What you should do ▸
Without the pictures, give every record again exactly.

Stored items
Start of Block

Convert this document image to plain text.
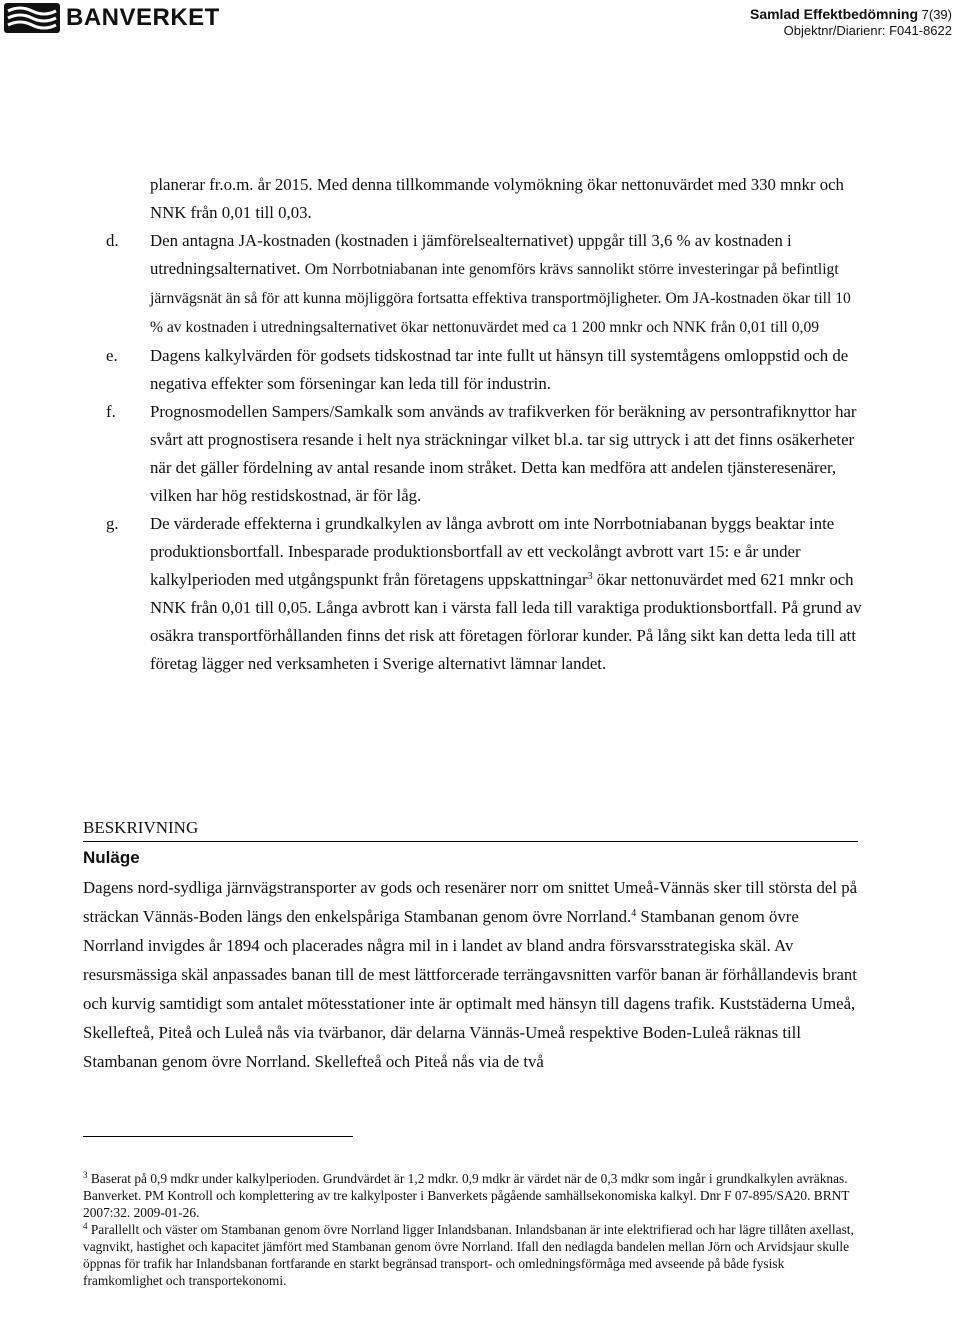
BANVERKET	Samlad Effektbedömning 7(39)
Objektnr/Diarienr: F041-8622
planerar fr.o.m. år 2015. Med denna tillkommande volymökning ökar nettonuvärdet med 330 mnkr och NNK från 0,01 till 0,03.
d.	Den antagna JA-kostnaden (kostnaden i jämförelsealternativet) uppgår till 3,6 % av kostnaden i utredningsalternativet. Om Norrbotniabanan inte genomförs krävs sannolikt större investeringar på befintligt järnvägsnät än så för att kunna möjliggöra fortsatta effektiva transportmöjligheter. Om JA-kostnaden ökar till 10 % av kostnaden i utredningsalternativet ökar nettonuvärdet med ca 1 200 mnkr och NNK från 0,01 till 0,09
e.	Dagens kalkylvärden för godsets tidskostnad tar inte fullt ut hänsyn till systemtågens omloppstid och de negativa effekter som förseningar kan leda till för industrin.
f.	Prognosmodellen Sampers/Samkalk som används av trafikverken för beräkning av persontrafiknyttor har svårt att prognostisera resande i helt nya sträckningar vilket bl.a. tar sig uttryck i att det finns osäkerheter när det gäller fördelning av antal resande inom stråket. Detta kan medföra att andelen tjänsteresenärer, vilken har hög restidskostnad, är för låg.
g.	De värderade effekterna i grundkalkylen av långa avbrott om inte Norrbotniabanan byggs beaktar inte produktionsbortfall. Inbesparade produktionsbortfall av ett veckolångt avbrott vart 15: e år under kalkylperioden med utgångspunkt från företagens uppskattningar$^3$ ökar nettonuvärdet med 621 mnkr och NNK från 0,01 till 0,05. Långa avbrott kan i värsta fall leda till varaktiga produktionsbortfall. På grund av osäkra transportförhållanden finns det risk att företagen förlorar kunder. På lång sikt kan detta leda till att företag lägger ned verksamheten i Sverige alternativt lämnar landet.
BESKRIVNING
Nuläge
Dagens nord-sydliga järnvägstransporter av gods och resenärer norr om snittet Umeå-Vännäs sker till största del på sträckan Vännäs-Boden längs den enkelspåriga Stambanan genom övre Norrland.$^4$ Stambanan genom övre Norrland invigdes år 1894 och placerades några mil in i landet av bland andra försvarsstrategiska skäl. Av resursmässiga skäl anpassades banan till de mest lättforcerade terrängavsnitten varför banan är förhållandevis brant och kurvig samtidigt som antalet mötesstationer inte är optimalt med hänsyn till dagens trafik. Kuststäderna Umeå, Skellefteå, Piteå och Luleå nås via tvärbanor, där delarna Vännäs-Umeå respektive Boden-Luleå räknas till Stambanan genom övre Norrland. Skellefteå och Piteå nås via de två
$^3$ Baserat på 0,9 mdkr under kalkylperioden. Grundvärdet är 1,2 mdkr. 0,9 mdkr är värdet när de 0,3 mdkr som ingår i grundkalkylen avräknas. Banverket. PM Kontroll och komplettering av tre kalkylposter i Banverkets pågående samhällsekonomiska kalkyl. Dnr F 07-895/SA20. BRNT 2007:32. 2009-01-26.
$^4$ Parallellt och väster om Stambanan genom övre Norrland ligger Inlandsbanan. Inlandsbanan är inte elektrifierad och har lägre tillåten axellast, vagnvikt, hastighet och kapacitet jämfört med Stambanan genom övre Norrland. Ifall den nedlagda bandelen mellan Jörn och Arvidsjaur skulle öppnas för trafik har Inlandsbanan fortfarande en starkt begränsad transport- och omledningsförmåga med avseende på både fysisk framkomlighet och transportekonomi.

End of Block

Response to the task ▸
Convert this document image to plain text.
BANVERKET	Samlad Effektbedömning 7(39)
Objektnr/Diarienr: F041-8622
planerar fr.o.m. år 2015. Med denna tillkommande volymökning ökar nettonuvärdet med 330 mnkr och NNK från 0,01 till 0,03.
d.	Den antagna JA-kostnaden (kostnaden i jämförelsealternativet) uppgår till 3,6 % av kostnaden i utredningsalternativet. Om Norrbotniabanan inte genomförs krävs sannolikt större investeringar på befintligt järnvägsnät än så för att kunna möjliggöra fortsatta effektiva transportmöjligheter. Om JA-kostnaden ökar till 10 % av kostnaden i utredningsalternativet ökar nettonuvärdet med ca 1 200 mnkr och NNK från 0,01 till 0,09
e.	Dagens kalkylvärden för godsets tidskostnad tar inte fullt ut hänsyn till systemtågens omloppstid och de negativa effekter som förseningar kan leda till för industrin.
f.	Prognosmodellen Sampers/Samkalk som används av trafikverken för beräkning av persontrafiknyttor har svårt att prognostisera resande i helt nya sträckningar vilket bl.a. tar sig uttryck i att det finns osäkerheter när det gäller fördelning av antal resande inom stråket. Detta kan medföra att andelen tjänsteresenärer, vilken har hög restidskostnad, är för låg.
g.	De värderade effekterna i grundkalkylen av långa avbrott om inte Norrbotniabanan byggs beaktar inte produktionsbortfall. Inbesparade produktionsbortfall av ett veckolångt avbrott vart 15: e år under kalkylperioden med utgångspunkt från företagens uppskattningar$^3$ ökar nettonuvärdet med 621 mnkr och NNK från 0,01 till 0,05. Långa avbrott kan i värsta fall leda till varaktiga produktionsbortfall. På grund av osäkra transportförhållanden finns det risk att företagen förlorar kunder. På lång sikt kan detta leda till att företag lägger ned verksamheten i Sverige alternativt lämnar landet.
BESKRIVNING
Nuläge
Dagens nord-sydliga järnvägstransporter av gods och resenärer norr om snittet Umeå-Vännäs sker till största del på sträckan Vännäs-Boden längs den enkelspåriga Stambanan genom övre Norrland.$^4$ Stambanan genom övre Norrland invigdes år 1894 och placerades några mil in i landet av bland andra försvarsstrategiska skäl. Av resursmässiga skäl anpassades banan till de mest lättforcerade terrängavsnitten varför banan är förhållandevis brant och kurvig samtidigt som antalet mötesstationer inte är optimalt med hänsyn till dagens trafik. Kuststäderna Umeå, Skellefteå, Piteå och Luleå nås via tvärbanor, där delarna Vännäs-Umeå respektive Boden-Luleå räknas till Stambanan genom övre Norrland. Skellefteå och Piteå nås via de två
$^3$ Baserat på 0,9 mdkr under kalkylperioden. Grundvärdet är 1,2 mdkr. 0,9 mdkr är värdet när de 0,3 mdkr som ingår i grundkalkylen avräknas. Banverket. PM Kontroll och komplettering av tre kalkylposter i Banverkets pågående samhällsekonomiska kalkyl. Dnr F 07-895/SA20. BRNT 2007:32. 2009-01-26.
$^4$ Parallellt och väster om Stambanan genom övre Norrland ligger Inlandsbanan. Inlandsbanan är inte elektrifierad och har lägre tillåten axellast, vagnvikt, hastighet och kapacitet jämfört med Stambanan genom övre Norrland. Ifall den nedlagda bandelen mellan Jörn och Arvidsjaur skulle öppnas för trafik har Inlandsbanan fortfarande en starkt begränsad transport- och omledningsförmåga med avseende på både fysisk framkomlighet och transportekonomi.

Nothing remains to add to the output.